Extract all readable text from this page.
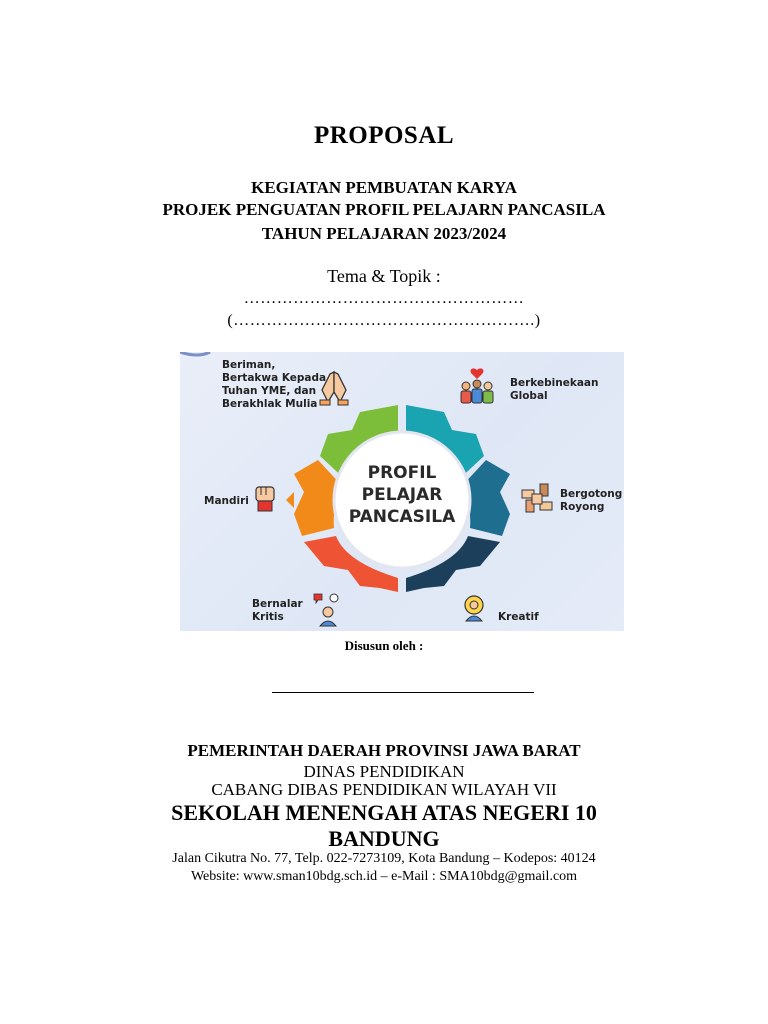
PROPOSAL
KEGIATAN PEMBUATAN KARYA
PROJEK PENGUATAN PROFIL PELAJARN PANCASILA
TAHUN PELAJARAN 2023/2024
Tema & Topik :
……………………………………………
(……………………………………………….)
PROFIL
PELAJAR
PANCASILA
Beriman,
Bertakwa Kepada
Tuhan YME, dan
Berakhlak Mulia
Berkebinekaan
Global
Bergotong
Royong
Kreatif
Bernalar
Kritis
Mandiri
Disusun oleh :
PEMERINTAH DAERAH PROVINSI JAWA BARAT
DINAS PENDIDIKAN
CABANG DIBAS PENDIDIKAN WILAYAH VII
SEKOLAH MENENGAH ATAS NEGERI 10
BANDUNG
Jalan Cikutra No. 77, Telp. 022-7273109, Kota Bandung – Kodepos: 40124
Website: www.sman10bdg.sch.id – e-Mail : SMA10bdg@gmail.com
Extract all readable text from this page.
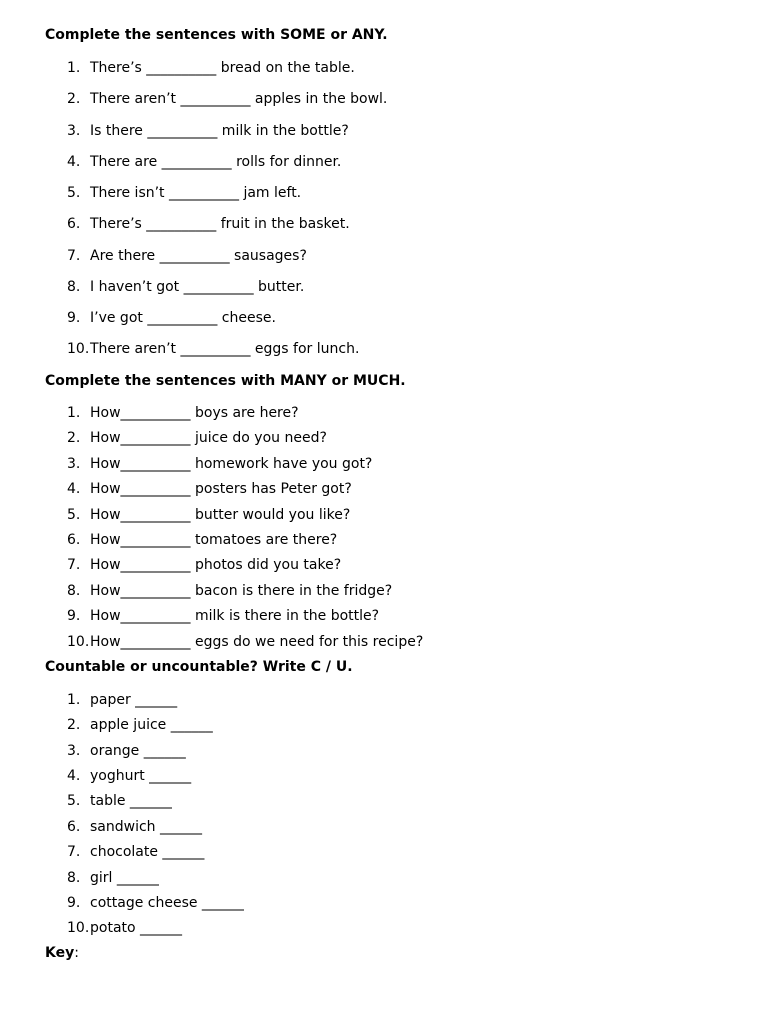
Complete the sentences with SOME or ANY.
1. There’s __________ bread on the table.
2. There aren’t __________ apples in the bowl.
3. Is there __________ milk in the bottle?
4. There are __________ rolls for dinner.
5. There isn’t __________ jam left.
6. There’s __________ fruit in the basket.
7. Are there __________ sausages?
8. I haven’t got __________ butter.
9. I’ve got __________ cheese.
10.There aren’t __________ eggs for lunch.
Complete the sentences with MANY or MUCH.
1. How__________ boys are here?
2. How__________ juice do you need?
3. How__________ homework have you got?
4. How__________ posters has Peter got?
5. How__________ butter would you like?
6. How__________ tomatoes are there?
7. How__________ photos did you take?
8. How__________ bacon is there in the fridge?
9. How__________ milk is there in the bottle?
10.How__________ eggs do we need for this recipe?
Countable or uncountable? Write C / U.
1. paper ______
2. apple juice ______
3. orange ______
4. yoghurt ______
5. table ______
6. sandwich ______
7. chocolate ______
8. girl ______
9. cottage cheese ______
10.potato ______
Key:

+---+

> [Problem to work on]
Pull out every line of the entries that includes the word "aren".

> [Answer for this exercise]
2. There aren’t __________ apples in the bowl.
10.There aren’t __________ eggs for lunch.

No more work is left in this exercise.